RECORDS:
┌──

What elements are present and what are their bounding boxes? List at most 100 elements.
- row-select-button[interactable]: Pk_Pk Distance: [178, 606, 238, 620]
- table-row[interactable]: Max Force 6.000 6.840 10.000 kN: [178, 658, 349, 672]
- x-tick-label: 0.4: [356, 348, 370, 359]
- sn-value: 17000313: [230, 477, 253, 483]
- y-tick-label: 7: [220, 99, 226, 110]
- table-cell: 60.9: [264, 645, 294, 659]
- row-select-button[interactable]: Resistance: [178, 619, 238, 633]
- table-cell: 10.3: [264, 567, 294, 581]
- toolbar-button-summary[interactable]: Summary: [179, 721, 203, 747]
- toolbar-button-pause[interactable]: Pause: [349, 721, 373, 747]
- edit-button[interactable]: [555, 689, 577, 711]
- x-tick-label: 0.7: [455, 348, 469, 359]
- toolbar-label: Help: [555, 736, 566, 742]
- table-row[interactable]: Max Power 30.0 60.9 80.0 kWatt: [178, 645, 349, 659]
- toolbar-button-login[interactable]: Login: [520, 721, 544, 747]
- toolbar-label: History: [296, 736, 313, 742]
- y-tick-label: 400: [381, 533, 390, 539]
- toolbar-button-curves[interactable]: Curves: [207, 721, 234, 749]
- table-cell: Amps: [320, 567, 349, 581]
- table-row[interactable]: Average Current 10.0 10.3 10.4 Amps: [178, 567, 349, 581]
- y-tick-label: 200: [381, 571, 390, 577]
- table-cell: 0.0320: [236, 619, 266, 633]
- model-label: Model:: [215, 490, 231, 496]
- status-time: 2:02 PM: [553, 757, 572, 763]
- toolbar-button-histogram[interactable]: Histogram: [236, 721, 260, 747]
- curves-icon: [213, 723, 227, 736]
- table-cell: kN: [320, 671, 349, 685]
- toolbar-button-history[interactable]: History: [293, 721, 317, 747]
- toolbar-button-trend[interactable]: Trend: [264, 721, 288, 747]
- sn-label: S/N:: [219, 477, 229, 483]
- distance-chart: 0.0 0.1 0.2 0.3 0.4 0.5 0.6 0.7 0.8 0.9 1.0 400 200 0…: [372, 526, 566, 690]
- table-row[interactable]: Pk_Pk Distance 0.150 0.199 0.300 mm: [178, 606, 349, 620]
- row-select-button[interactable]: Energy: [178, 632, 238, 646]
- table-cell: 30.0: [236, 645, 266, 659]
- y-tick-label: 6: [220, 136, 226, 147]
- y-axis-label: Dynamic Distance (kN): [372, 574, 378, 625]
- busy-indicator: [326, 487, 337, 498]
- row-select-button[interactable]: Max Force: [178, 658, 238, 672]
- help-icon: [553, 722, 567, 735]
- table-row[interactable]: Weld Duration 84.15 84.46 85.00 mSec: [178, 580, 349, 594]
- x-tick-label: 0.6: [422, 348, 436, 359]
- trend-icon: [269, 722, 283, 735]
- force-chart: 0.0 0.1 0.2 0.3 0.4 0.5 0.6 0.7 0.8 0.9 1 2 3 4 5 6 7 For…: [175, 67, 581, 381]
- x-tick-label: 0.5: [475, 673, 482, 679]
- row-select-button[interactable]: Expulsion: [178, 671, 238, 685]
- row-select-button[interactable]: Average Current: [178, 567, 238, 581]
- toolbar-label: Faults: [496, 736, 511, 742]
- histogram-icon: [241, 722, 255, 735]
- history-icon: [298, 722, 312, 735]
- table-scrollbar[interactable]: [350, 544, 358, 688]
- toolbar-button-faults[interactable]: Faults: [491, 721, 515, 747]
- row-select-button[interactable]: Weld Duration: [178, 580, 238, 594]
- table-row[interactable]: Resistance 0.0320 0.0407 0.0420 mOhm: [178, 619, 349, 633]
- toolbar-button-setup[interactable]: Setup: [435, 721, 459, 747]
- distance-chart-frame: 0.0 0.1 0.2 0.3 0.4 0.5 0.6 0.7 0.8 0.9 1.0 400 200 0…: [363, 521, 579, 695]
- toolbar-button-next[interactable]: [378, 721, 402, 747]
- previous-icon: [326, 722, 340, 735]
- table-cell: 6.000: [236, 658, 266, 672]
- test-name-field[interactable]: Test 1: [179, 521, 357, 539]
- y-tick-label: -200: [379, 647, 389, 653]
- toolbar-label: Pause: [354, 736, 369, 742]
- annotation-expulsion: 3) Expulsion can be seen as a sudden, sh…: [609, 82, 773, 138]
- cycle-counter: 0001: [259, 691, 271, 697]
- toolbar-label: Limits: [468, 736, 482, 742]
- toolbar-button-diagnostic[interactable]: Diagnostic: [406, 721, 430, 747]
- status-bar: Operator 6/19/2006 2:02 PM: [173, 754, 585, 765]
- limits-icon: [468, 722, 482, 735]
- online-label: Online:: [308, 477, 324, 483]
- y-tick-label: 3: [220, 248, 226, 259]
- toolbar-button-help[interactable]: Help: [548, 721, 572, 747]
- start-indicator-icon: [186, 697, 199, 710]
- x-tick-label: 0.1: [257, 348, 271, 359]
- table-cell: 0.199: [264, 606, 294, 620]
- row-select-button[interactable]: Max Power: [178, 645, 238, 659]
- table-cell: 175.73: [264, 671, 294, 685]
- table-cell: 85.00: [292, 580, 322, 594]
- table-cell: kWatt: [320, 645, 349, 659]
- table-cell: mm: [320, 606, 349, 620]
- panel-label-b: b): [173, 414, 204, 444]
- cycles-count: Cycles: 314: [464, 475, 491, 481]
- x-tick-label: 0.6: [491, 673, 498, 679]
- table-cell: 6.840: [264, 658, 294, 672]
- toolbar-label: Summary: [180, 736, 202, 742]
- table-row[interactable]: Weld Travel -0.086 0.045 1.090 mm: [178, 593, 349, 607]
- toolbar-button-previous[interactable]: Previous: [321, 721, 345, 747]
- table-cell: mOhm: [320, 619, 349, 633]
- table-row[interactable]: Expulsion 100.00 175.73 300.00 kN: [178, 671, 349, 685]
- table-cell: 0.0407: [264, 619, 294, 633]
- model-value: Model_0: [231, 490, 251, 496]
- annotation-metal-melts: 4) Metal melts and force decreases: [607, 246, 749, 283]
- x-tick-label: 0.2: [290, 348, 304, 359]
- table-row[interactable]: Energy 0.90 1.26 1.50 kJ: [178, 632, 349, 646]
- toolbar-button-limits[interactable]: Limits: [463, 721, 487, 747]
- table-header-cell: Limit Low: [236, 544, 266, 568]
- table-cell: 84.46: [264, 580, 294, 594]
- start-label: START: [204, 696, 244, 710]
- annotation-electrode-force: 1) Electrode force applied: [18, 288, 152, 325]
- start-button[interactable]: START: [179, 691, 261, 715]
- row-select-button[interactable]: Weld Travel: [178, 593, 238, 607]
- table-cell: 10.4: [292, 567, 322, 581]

└──

GOAL OF THE EXERCISE: Format every line of the entries above as a Markdown table with the columns "Row" and "Line", numbering the rows in order and leaving out any blank lines.

SOLUTION BELOW:
| Row | Line |
|---|---|
| 1 | What elements are present and what are their bounding boxes? List at most 100 elements. |
| 2 | - row-select-button[interactable]: Pk_Pk Distance: [178, 606, 238, 620] |
| 3 | - table-row[interactable]: Max Force 6.000 6.840 10.000 kN: [178, 658, 349, 672] |
| 4 | - x-tick-label: 0.4: [356, 348, 370, 359] |
| 5 | - sn-value: 17000313: [230, 477, 253, 483] |
| 6 | - y-tick-label: 7: [220, 99, 226, 110] |
| 7 | - table-cell: 60.9: [264, 645, 294, 659] |
| 8 | - row-select-button[interactable]: Resistance: [178, 619, 238, 633] |
| 9 | - table-cell: 10.3: [264, 567, 294, 581] |
| 10 | - toolbar-button-summary[interactable]: Summary: [179, 721, 203, 747] |
| 11 | - toolbar-button-pause[interactable]: Pause: [349, 721, 373, 747] |
| 12 | - edit-button[interactable]: [555, 689, 577, 711] |
| 13 | - x-tick-label: 0.7: [455, 348, 469, 359] |
| 14 | - toolbar-label: Help: [555, 736, 566, 742] |
| 15 | - table-row[interactable]: Max Power 30.0 60.9 80.0 kWatt: [178, 645, 349, 659] |
| 16 | - toolbar-button-login[interactable]: Login: [520, 721, 544, 747] |
| 17 | - toolbar-label: History: [296, 736, 313, 742] |
| 18 | - y-tick-label: 400: [381, 533, 390, 539] |
| 19 | - toolbar-button-curves[interactable]: Curves: [207, 721, 234, 749] |
| 20 | - table-cell: Amps: [320, 567, 349, 581] |
| 21 | - table-row[interactable]: Average Current 10.0 10.3 10.4 Amps: [178, 567, 349, 581] |
| 22 | - y-tick-label: 200: [381, 571, 390, 577] |
| 23 | - table-cell: 0.0320: [236, 619, 266, 633] |
| 24 | - model-label: Model:: [215, 490, 231, 496] |
| 25 | - status-time: 2:02 PM: [553, 757, 572, 763] |
| 26 | - toolbar-button-histogram[interactable]: Histogram: [236, 721, 260, 747] |
| 27 | - curves-icon: [213, 723, 227, 736] |
| 28 | - table-cell: kN: [320, 671, 349, 685] |
| 29 | - toolbar-button-history[interactable]: History: [293, 721, 317, 747] |
| 30 | - toolbar-button-trend[interactable]: Trend: [264, 721, 288, 747] |
| 31 | - sn-label: S/N:: [219, 477, 229, 483] |
| 32 | - distance-chart: 0.0 0.1 0.2 0.3 0.4 0.5 0.6 0.7 0.8 0.9 1.0 400 200 0…: [372, 526, 566, 690] |
| 33 | - table-row[interactable]: Pk_Pk Distance 0.150 0.199 0.300 mm: [178, 606, 349, 620] |
| 34 | - row-select-button[interactable]: Energy: [178, 632, 238, 646] |
| 35 | - table-cell: 30.0: [236, 645, 266, 659] |
| 36 | - y-tick-label: 6: [220, 136, 226, 147] |
| 37 | - y-axis-label: Dynamic Distance (kN): [372, 574, 378, 625] |
| 38 | - busy-indicator: [326, 487, 337, 498] |
| 39 | - row-select-button[interactable]: Max Force: [178, 658, 238, 672] |
| 40 | - help-icon: [553, 722, 567, 735] |
| 41 | - table-row[interactable]: Weld Duration 84.15 84.46 85.00 mSec: [178, 580, 349, 594] |
| 42 | - x-tick-label: 0.6: [422, 348, 436, 359] |
| 43 | - trend-icon: [269, 722, 283, 735] |
| 44 | - force-chart: 0.0 0.1 0.2 0.3 0.4 0.5 0.6 0.7 0.8 0.9 1 2 3 4 5 6 7 For…: [175, 67, 581, 381] |
| 45 | - x-tick-label: 0.5: [475, 673, 482, 679] |
| 46 | - row-select-button[interactable]: Expulsion: [178, 671, 238, 685] |
| 47 | - row-select-button[interactable]: Average Current: [178, 567, 238, 581] |
| 48 | - toolbar-label: Faults: [496, 736, 511, 742] |
| 49 | - histogram-icon: [241, 722, 255, 735] |
| 50 | - history-icon: [298, 722, 312, 735] |
| 51 | - table-scrollbar[interactable]: [350, 544, 358, 688] |
| 52 | - toolbar-button-faults[interactable]: Faults: [491, 721, 515, 747] |
| 53 | - row-select-button[interactable]: Weld Duration: [178, 580, 238, 594] |
| 54 | - table-row[interactable]: Resistance 0.0320 0.0407 0.0420 mOhm: [178, 619, 349, 633] |
| 55 | - toolbar-button-setup[interactable]: Setup: [435, 721, 459, 747] |
| 56 | - distance-chart-frame: 0.0 0.1 0.2 0.3 0.4 0.5 0.6 0.7 0.8 0.9 1.0 400 200 0…: [363, 521, 579, 695] |
| 57 | - toolbar-button-next[interactable]: [378, 721, 402, 747] |
| 58 | - previous-icon: [326, 722, 340, 735] |
| 59 | - table-cell: 6.000: [236, 658, 266, 672] |
| 60 | - test-name-field[interactable]: Test 1: [179, 521, 357, 539] |
| 61 | - y-tick-label: -200: [379, 647, 389, 653] |
| 62 | - toolbar-label: Pause: [354, 736, 369, 742] |
| 63 | - annotation-expulsion: 3) Expulsion can be seen as a sudden, sh…: [609, 82, 773, 138] |
| 64 | - cycle-counter: 0001: [259, 691, 271, 697] |
| 65 | - toolbar-label: Limits: [468, 736, 482, 742] |
| 66 | - toolbar-button-diagnostic[interactable]: Diagnostic: [406, 721, 430, 747] |
| 67 | - status-bar: Operator 6/19/2006 2:02 PM: [173, 754, 585, 765] |
| 68 | - limits-icon: [468, 722, 482, 735] |
| 69 | - online-label: Online:: [308, 477, 324, 483] |
| 70 | - y-tick-label: 3: [220, 248, 226, 259] |
| 71 | - toolbar-button-help[interactable]: Help: [548, 721, 572, 747] |
| 72 | - start-indicator-icon: [186, 697, 199, 710] |
| 73 | - x-tick-label: 0.1: [257, 348, 271, 359] |
| 74 | - table-cell: 0.199: [264, 606, 294, 620] |
| 75 | - row-select-button[interactable]: Max Power: [178, 645, 238, 659] |
| 76 | - table-cell: 175.73: [264, 671, 294, 685] |
| 77 | - table-cell: 85.00: [292, 580, 322, 594] |
| 78 | - table-cell: kWatt: [320, 645, 349, 659] |
| 79 | - table-cell: mm: [320, 606, 349, 620] |
| 80 | - panel-label-b: b): [173, 414, 204, 444] |
| 81 | - cycles-count: Cycles: 314: [464, 475, 491, 481] |
| 82 | - x-tick-label: 0.6: [491, 673, 498, 679] |
| 83 | - table-cell: 6.840: [264, 658, 294, 672] |
| 84 | - toolbar-label: Summary: [180, 736, 202, 742] |
| 85 | - table-row[interactable]: Weld Travel -0.086 0.045 1.090 mm: [178, 593, 349, 607] |
| 86 | - toolbar-button-previous[interactable]: Previous: [321, 721, 345, 747] |
| 87 | - table-cell: mOhm: [320, 619, 349, 633] |
| 88 | - table-row[interactable]: Expulsion 100.00 175.73 300.00 kN: [178, 671, 349, 685] |
| 89 | - table-cell: 0.0407: [264, 619, 294, 633] |
| 90 | - model-value: Model_0: [231, 490, 251, 496] |
| 91 | - annotation-metal-melts: 4) Metal melts and force decreases: [607, 246, 749, 283] |
| 92 | - x-tick-label: 0.2: [290, 348, 304, 359] |
| 93 | - table-row[interactable]: Energy 0.90 1.26 1.50 kJ: [178, 632, 349, 646] |
| 94 | - toolbar-button-limits[interactable]: Limits: [463, 721, 487, 747] |
| 95 | - table-header-cell: Limit Low: [236, 544, 266, 568] |
| 96 | - table-cell: 84.46: [264, 580, 294, 594] |
| 97 | - start-label: START: [204, 696, 244, 710] |
| 98 | - annotation-electrode-force: 1) Electrode force applied: [18, 288, 152, 325] |
| 99 | - start-button[interactable]: START: [179, 691, 261, 715] |
| 100 | - row-select-button[interactable]: Weld Travel: [178, 593, 238, 607] |
| 101 | - table-cell: 10.4: [292, 567, 322, 581] |